*Task statement*.
Only lines holding the string "content" are wanted; copy each one from the material.

*The data*.

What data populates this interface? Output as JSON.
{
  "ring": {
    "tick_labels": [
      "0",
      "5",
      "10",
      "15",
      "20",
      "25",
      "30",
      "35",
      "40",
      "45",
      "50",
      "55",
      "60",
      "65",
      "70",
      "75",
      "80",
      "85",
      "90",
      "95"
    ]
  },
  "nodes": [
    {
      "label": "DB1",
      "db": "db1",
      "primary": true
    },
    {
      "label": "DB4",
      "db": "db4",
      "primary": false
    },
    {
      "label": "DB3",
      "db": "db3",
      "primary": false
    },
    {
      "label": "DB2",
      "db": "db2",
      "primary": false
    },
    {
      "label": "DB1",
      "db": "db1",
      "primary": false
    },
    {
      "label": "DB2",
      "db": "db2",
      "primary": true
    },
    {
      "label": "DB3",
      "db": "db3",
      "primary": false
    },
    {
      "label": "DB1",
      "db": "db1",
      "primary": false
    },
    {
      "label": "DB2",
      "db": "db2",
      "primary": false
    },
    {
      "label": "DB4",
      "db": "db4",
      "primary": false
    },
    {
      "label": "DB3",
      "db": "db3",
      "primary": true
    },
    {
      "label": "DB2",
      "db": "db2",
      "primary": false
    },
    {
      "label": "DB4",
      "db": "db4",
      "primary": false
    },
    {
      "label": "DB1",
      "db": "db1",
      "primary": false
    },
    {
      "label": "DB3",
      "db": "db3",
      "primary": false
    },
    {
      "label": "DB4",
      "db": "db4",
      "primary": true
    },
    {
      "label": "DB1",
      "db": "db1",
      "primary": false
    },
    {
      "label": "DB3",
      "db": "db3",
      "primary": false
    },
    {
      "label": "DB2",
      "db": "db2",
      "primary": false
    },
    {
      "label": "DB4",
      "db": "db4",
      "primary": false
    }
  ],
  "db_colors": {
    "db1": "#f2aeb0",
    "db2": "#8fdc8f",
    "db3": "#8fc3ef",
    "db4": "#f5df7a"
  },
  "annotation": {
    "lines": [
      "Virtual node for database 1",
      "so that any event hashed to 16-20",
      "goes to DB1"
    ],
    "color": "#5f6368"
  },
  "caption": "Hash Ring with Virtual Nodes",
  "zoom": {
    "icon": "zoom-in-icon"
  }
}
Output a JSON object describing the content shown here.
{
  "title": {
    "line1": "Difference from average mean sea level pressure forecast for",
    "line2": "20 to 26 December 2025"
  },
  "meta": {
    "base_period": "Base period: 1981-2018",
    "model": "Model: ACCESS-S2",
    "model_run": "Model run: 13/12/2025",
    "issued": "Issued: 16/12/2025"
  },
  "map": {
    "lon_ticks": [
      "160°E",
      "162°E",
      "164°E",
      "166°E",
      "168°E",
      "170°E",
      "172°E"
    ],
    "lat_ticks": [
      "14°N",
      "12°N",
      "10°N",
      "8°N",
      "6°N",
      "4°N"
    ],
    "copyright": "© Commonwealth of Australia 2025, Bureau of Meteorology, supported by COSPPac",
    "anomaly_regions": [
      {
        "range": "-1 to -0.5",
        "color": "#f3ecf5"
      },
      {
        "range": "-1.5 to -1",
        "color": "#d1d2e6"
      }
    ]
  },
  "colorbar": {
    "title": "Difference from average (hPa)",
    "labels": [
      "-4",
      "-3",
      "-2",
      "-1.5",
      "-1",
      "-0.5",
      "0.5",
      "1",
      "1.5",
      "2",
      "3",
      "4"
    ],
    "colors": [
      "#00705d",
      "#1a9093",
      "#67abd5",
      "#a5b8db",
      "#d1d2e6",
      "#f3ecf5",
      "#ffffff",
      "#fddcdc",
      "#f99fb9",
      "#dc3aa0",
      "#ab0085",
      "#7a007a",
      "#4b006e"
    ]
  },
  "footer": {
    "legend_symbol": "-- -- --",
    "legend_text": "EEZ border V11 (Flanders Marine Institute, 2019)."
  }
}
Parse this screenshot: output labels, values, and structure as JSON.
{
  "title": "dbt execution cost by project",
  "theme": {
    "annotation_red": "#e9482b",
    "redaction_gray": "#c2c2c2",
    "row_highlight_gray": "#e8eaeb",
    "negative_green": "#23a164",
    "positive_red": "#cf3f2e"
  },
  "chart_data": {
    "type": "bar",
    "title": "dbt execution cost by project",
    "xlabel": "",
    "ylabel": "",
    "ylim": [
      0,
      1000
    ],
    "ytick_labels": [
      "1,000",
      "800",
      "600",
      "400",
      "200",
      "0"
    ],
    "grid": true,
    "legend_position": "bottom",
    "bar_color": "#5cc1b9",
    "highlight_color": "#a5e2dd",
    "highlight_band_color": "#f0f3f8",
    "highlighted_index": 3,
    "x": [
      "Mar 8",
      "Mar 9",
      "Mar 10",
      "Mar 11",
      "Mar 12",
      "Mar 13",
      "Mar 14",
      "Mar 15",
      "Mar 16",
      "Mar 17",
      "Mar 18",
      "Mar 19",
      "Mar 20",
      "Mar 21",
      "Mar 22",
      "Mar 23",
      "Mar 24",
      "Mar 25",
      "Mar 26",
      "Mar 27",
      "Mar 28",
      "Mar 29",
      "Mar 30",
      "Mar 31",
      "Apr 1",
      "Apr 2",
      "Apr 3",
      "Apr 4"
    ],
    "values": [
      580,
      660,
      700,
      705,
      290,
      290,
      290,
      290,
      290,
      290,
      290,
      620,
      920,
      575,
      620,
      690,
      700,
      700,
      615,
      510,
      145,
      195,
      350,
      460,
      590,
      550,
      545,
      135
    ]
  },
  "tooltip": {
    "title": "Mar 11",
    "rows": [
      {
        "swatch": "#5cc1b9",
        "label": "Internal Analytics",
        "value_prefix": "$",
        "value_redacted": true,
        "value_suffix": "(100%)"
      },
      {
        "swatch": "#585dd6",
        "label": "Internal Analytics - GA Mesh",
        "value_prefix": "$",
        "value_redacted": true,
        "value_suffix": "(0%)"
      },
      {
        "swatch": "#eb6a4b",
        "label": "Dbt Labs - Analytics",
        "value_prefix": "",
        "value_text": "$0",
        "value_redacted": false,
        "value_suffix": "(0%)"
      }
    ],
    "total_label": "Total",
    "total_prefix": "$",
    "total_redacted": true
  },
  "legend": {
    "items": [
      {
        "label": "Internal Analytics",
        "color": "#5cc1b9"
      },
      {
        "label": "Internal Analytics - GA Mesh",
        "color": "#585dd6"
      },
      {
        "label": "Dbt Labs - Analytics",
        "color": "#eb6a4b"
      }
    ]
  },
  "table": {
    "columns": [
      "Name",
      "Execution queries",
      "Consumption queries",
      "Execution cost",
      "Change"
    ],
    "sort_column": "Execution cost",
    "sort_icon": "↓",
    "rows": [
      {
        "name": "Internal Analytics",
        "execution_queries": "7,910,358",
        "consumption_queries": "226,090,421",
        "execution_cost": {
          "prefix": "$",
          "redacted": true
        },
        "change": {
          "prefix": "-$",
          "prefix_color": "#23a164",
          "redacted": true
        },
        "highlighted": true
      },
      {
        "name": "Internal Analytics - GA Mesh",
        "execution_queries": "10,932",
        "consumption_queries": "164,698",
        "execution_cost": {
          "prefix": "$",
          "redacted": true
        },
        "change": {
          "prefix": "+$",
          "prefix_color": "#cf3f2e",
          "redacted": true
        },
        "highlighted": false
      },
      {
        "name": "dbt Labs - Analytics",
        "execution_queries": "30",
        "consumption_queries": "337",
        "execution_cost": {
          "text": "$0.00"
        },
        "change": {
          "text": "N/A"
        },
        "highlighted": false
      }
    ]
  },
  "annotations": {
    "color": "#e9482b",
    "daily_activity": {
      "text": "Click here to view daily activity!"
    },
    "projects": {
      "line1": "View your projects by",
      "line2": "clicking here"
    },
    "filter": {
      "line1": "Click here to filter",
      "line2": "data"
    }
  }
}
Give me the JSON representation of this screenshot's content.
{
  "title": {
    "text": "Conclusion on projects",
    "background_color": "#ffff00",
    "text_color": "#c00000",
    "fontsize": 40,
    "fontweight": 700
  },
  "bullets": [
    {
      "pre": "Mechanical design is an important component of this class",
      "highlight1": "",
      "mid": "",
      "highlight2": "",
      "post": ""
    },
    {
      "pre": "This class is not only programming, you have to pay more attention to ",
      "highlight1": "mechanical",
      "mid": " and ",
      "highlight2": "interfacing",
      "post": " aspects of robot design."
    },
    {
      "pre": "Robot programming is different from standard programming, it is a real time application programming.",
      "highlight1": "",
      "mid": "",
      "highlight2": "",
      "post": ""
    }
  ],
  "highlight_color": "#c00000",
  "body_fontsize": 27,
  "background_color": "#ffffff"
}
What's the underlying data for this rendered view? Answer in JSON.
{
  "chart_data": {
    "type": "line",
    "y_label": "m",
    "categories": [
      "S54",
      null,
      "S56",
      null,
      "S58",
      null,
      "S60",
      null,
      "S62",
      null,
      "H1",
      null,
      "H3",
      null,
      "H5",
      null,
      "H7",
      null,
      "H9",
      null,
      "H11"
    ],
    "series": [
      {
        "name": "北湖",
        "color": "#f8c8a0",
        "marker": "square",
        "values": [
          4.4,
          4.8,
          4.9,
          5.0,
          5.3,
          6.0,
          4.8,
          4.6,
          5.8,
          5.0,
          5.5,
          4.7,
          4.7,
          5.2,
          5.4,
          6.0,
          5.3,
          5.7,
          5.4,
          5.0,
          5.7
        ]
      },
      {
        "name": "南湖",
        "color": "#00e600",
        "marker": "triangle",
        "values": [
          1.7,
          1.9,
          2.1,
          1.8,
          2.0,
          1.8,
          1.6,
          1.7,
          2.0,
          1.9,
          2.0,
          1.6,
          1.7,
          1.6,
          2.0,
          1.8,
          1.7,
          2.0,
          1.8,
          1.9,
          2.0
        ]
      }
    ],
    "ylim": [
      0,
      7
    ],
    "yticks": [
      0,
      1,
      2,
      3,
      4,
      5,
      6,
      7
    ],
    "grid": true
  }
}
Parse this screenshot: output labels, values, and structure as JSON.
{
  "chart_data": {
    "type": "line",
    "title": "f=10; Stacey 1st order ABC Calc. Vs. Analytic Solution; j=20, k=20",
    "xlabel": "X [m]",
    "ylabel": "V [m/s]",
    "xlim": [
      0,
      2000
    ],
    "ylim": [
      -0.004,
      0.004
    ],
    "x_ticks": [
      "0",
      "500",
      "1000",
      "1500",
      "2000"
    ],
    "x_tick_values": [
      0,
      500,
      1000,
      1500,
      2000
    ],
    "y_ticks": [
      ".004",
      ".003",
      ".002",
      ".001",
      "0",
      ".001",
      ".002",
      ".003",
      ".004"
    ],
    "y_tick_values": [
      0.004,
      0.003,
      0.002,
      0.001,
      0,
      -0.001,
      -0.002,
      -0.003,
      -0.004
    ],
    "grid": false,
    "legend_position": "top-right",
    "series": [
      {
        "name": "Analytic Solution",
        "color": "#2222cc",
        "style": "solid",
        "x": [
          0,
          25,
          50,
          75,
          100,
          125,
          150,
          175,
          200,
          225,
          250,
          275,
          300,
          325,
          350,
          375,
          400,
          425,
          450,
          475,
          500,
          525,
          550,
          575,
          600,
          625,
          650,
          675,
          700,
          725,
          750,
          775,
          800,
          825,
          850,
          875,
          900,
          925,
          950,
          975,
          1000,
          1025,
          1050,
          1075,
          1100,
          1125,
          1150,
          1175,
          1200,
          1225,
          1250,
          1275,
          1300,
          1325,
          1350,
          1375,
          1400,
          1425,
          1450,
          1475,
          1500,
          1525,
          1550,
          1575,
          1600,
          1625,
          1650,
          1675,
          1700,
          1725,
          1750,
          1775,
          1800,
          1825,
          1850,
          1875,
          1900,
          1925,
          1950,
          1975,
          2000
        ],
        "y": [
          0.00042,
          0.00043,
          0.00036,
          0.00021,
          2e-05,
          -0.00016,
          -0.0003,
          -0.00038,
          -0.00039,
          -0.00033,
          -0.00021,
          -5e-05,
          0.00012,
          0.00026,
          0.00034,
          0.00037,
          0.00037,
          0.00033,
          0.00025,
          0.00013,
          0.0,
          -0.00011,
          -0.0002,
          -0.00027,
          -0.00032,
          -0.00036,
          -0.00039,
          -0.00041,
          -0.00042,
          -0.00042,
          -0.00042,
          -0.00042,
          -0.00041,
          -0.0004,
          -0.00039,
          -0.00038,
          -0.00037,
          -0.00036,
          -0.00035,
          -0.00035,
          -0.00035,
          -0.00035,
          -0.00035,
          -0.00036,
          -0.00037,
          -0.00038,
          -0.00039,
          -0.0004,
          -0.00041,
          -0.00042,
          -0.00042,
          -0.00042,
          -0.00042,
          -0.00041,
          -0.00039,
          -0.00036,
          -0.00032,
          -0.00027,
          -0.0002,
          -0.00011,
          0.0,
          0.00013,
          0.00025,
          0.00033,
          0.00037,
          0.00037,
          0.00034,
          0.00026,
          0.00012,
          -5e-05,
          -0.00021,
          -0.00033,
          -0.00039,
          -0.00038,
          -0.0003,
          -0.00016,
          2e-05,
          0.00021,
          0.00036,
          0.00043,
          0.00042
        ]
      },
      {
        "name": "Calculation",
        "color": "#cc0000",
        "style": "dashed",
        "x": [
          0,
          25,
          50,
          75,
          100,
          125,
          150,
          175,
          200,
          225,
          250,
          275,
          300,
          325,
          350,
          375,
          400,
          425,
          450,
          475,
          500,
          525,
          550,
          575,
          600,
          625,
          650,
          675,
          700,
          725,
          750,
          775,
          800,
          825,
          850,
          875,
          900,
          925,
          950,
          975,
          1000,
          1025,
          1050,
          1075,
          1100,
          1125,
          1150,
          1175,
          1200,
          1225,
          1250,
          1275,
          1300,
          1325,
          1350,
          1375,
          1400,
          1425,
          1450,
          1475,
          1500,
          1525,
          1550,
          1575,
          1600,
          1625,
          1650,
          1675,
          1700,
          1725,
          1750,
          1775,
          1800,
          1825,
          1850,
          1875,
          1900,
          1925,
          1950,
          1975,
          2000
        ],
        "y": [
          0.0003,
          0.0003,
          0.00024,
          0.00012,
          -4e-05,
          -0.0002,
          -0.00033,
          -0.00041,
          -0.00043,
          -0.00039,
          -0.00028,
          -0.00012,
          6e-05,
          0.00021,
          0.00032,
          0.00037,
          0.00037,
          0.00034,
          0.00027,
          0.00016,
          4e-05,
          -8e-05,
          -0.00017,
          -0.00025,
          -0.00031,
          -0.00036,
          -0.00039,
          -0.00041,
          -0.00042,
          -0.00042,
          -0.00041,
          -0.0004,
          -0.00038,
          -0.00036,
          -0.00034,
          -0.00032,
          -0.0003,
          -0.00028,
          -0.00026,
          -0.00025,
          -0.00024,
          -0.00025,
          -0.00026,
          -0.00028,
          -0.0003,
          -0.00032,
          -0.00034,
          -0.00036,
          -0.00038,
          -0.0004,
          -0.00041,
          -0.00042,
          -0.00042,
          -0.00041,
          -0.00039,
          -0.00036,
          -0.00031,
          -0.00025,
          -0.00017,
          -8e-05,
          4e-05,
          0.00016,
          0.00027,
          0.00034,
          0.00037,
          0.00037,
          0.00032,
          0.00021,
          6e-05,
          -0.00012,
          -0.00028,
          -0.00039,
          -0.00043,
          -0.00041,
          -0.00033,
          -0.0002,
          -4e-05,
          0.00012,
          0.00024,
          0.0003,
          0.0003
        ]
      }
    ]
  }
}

*Output of the exercise*.
Output a JSON object describing the content shown here.
Give me the JSON representation of this screenshot's content.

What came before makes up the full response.